Data entries for graphics
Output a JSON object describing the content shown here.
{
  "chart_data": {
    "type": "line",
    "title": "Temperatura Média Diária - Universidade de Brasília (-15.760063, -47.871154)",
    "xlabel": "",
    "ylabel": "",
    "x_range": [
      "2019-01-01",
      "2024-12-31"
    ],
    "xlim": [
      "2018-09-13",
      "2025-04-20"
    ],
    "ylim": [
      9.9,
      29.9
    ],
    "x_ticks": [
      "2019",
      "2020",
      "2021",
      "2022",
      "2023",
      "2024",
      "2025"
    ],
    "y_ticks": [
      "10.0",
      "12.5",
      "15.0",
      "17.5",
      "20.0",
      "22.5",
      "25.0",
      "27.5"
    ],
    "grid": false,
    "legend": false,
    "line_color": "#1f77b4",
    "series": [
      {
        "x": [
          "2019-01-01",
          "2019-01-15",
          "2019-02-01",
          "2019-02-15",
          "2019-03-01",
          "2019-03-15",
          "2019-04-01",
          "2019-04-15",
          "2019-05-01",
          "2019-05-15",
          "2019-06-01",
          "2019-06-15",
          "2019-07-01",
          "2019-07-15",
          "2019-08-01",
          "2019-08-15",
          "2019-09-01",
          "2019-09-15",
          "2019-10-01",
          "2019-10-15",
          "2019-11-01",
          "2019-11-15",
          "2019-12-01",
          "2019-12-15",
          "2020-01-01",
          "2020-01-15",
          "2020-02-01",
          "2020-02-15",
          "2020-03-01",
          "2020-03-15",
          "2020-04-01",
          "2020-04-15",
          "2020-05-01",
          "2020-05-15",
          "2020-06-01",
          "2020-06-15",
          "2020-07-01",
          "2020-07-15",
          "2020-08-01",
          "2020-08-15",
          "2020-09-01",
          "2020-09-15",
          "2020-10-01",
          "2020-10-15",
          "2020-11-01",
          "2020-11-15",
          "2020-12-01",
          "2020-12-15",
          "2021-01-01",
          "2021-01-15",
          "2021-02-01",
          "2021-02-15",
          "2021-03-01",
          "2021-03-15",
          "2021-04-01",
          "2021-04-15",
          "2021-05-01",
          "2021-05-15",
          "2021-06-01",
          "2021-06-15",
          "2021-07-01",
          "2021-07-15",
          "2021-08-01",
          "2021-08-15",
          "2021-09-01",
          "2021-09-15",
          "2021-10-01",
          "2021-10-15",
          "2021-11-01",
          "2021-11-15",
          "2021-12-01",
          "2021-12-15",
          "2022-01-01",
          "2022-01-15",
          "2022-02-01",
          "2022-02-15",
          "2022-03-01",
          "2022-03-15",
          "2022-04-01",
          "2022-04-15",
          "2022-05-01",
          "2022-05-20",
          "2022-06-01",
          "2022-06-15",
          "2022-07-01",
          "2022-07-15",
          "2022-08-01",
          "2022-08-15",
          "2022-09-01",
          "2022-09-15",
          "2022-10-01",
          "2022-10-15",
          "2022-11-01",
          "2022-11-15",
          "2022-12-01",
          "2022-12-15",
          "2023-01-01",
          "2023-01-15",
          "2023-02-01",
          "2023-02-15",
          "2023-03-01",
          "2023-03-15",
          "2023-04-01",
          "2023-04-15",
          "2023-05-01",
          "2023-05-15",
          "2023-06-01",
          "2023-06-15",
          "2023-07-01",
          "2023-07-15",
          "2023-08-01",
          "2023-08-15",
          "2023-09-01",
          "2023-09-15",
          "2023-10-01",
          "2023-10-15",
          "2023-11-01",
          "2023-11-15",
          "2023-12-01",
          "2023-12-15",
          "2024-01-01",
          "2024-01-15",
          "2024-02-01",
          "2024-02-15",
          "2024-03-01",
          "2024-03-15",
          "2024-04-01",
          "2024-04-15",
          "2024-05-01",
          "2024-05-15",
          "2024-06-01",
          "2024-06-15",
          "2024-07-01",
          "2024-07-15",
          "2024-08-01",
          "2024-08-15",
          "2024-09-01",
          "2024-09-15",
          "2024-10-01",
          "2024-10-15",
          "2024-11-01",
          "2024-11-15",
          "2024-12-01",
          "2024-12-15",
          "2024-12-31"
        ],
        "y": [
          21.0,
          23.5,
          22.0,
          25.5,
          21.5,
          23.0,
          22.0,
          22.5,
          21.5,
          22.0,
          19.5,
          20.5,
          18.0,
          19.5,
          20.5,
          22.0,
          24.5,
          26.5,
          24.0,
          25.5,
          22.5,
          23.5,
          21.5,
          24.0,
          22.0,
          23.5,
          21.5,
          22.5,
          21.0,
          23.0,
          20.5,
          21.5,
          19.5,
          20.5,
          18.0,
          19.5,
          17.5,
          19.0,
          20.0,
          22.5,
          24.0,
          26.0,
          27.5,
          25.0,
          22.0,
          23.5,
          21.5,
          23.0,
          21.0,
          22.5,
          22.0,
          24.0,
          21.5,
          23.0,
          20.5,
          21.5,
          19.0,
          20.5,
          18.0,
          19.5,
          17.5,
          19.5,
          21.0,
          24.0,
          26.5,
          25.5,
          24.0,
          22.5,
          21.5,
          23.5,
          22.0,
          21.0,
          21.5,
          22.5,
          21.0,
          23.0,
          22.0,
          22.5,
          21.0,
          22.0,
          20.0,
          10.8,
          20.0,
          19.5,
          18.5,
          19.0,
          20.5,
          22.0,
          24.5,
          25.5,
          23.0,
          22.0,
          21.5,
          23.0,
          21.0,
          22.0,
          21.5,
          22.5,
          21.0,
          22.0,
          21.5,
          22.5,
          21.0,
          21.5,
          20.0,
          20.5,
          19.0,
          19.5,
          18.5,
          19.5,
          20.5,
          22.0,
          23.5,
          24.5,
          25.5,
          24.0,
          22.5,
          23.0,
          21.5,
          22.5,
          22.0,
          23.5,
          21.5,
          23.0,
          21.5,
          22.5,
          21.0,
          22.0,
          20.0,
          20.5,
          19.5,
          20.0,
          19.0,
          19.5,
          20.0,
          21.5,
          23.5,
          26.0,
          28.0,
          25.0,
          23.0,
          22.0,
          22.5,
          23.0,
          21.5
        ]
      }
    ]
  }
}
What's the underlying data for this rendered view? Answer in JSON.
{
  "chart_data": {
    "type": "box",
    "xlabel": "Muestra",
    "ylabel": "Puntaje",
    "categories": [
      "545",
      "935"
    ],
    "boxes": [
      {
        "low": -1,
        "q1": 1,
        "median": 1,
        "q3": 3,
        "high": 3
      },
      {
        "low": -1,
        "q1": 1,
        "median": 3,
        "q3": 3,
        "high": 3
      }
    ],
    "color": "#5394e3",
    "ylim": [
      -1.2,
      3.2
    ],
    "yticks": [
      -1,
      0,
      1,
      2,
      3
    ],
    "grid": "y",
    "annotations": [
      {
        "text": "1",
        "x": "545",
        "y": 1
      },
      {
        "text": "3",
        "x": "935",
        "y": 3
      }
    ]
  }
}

STATED GOAL: Write out the complete set of records exactly as given.

TASK RESPONSE:
Output a JSON object describing the content shown here.
{
  "chart_data": {
    "type": "line",
    "title": "Temperatura Média Diária - Universidade de Brasília (-15.760063, -47.871154)",
    "xlabel": "",
    "ylabel": "",
    "x_range": [
      "2019-01-01",
      "2024-12-31"
    ],
    "xlim": [
      "2018-09-13",
      "2025-04-20"
    ],
    "ylim": [
      9.9,
      29.9
    ],
    "x_ticks": [
      "2019",
      "2020",
      "2021",
      "2022",
      "2023",
      "2024",
      "2025"
    ],
    "y_ticks": [
      "10.0",
      "12.5",
      "15.0",
      "17.5",
      "20.0",
      "22.5",
      "25.0",
      "27.5"
    ],
    "grid": false,
    "legend": false,
    "line_color": "#1f77b4",
    "series": [
      {
        "x": [
          "2019-01-01",
          "2019-01-15",
          "2019-02-01",
          "2019-02-15",
          "2019-03-01",
          "2019-03-15",
          "2019-04-01",
          "2019-04-15",
          "2019-05-01",
          "2019-05-15",
          "2019-06-01",
          "2019-06-15",
          "2019-07-01",
          "2019-07-15",
          "2019-08-01",
          "2019-08-15",
          "2019-09-01",
          "2019-09-15",
          "2019-10-01",
          "2019-10-15",
          "2019-11-01",
          "2019-11-15",
          "2019-12-01",
          "2019-12-15",
          "2020-01-01",
          "2020-01-15",
          "2020-02-01",
          "2020-02-15",
          "2020-03-01",
          "2020-03-15",
          "2020-04-01",
          "2020-04-15",
          "2020-05-01",
          "2020-05-15",
          "2020-06-01",
          "2020-06-15",
          "2020-07-01",
          "2020-07-15",
          "2020-08-01",
          "2020-08-15",
          "2020-09-01",
          "2020-09-15",
          "2020-10-01",
          "2020-10-15",
          "2020-11-01",
          "2020-11-15",
          "2020-12-01",
          "2020-12-15",
          "2021-01-01",
          "2021-01-15",
          "2021-02-01",
          "2021-02-15",
          "2021-03-01",
          "2021-03-15",
          "2021-04-01",
          "2021-04-15",
          "2021-05-01",
          "2021-05-15",
          "2021-06-01",
          "2021-06-15",
          "2021-07-01",
          "2021-07-15",
          "2021-08-01",
          "2021-08-15",
          "2021-09-01",
          "2021-09-15",
          "2021-10-01",
          "2021-10-15",
          "2021-11-01",
          "2021-11-15",
          "2021-12-01",
          "2021-12-15",
          "2022-01-01",
          "2022-01-15",
          "2022-02-01",
          "2022-02-15",
          "2022-03-01",
          "2022-03-15",
          "2022-04-01",
          "2022-04-15",
          "2022-05-01",
          "2022-05-20",
          "2022-06-01",
          "2022-06-15",
          "2022-07-01",
          "2022-07-15",
          "2022-08-01",
          "2022-08-15",
          "2022-09-01",
          "2022-09-15",
          "2022-10-01",
          "2022-10-15",
          "2022-11-01",
          "2022-11-15",
          "2022-12-01",
          "2022-12-15",
          "2023-01-01",
          "2023-01-15",
          "2023-02-01",
          "2023-02-15",
          "2023-03-01",
          "2023-03-15",
          "2023-04-01",
          "2023-04-15",
          "2023-05-01",
          "2023-05-15",
          "2023-06-01",
          "2023-06-15",
          "2023-07-01",
          "2023-07-15",
          "2023-08-01",
          "2023-08-15",
          "2023-09-01",
          "2023-09-15",
          "2023-10-01",
          "2023-10-15",
          "2023-11-01",
          "2023-11-15",
          "2023-12-01",
          "2023-12-15",
          "2024-01-01",
          "2024-01-15",
          "2024-02-01",
          "2024-02-15",
          "2024-03-01",
          "2024-03-15",
          "2024-04-01",
          "2024-04-15",
          "2024-05-01",
          "2024-05-15",
          "2024-06-01",
          "2024-06-15",
          "2024-07-01",
          "2024-07-15",
          "2024-08-01",
          "2024-08-15",
          "2024-09-01",
          "2024-09-15",
          "2024-10-01",
          "2024-10-15",
          "2024-11-01",
          "2024-11-15",
          "2024-12-01",
          "2024-12-15",
          "2024-12-31"
        ],
        "y": [
          21.0,
          23.5,
          22.0,
          25.5,
          21.5,
          23.0,
          22.0,
          22.5,
          21.5,
          22.0,
          19.5,
          20.5,
          18.0,
          19.5,
          20.5,
          22.0,
          24.5,
          26.5,
          24.0,
          25.5,
          22.5,
          23.5,
          21.5,
          24.0,
          22.0,
          23.5,
          21.5,
          22.5,
          21.0,
          23.0,
          20.5,
          21.5,
          19.5,
          20.5,
          18.0,
          19.5,
          17.5,
          19.0,
          20.0,
          22.5,
          24.0,
          26.0,
          27.5,
          25.0,
          22.0,
          23.5,
          21.5,
          23.0,
          21.0,
          22.5,
          22.0,
          24.0,
          21.5,
          23.0,
          20.5,
          21.5,
          19.0,
          20.5,
          18.0,
          19.5,
          17.5,
          19.5,
          21.0,
          24.0,
          26.5,
          25.5,
          24.0,
          22.5,
          21.5,
          23.5,
          22.0,
          21.0,
          21.5,
          22.5,
          21.0,
          23.0,
          22.0,
          22.5,
          21.0,
          22.0,
          20.0,
          10.8,
          20.0,
          19.5,
          18.5,
          19.0,
          20.5,
          22.0,
          24.5,
          25.5,
          23.0,
          22.0,
          21.5,
          23.0,
          21.0,
          22.0,
          21.5,
          22.5,
          21.0,
          22.0,
          21.5,
          22.5,
          21.0,
          21.5,
          20.0,
          20.5,
          19.0,
          19.5,
          18.5,
          19.5,
          20.5,
          22.0,
          23.5,
          24.5,
          25.5,
          24.0,
          22.5,
          23.0,
          21.5,
          22.5,
          22.0,
          23.5,
          21.5,
          23.0,
          21.5,
          22.5,
          21.0,
          22.0,
          20.0,
          20.5,
          19.5,
          20.0,
          19.0,
          19.5,
          20.0,
          21.5,
          23.5,
          26.0,
          28.0,
          25.0,
          23.0,
          22.0,
          22.5,
          23.0,
          21.5
        ]
      }
    ]
  }
}
What's the underlying data for this rendered view? Answer in JSON.
{
  "chart_data": {
    "type": "box",
    "xlabel": "Muestra",
    "ylabel": "Puntaje",
    "categories": [
      "545",
      "935"
    ],
    "boxes": [
      {
        "low": -1,
        "q1": 1,
        "median": 1,
        "q3": 3,
        "high": 3
      },
      {
        "low": -1,
        "q1": 1,
        "median": 3,
        "q3": 3,
        "high": 3
      }
    ],
    "color": "#5394e3",
    "ylim": [
      -1.2,
      3.2
    ],
    "yticks": [
      -1,
      0,
      1,
      2,
      3
    ],
    "grid": "y",
    "annotations": [
      {
        "text": "1",
        "x": "545",
        "y": 1
      },
      {
        "text": "3",
        "x": "935",
        "y": 3
      }
    ]
  }
}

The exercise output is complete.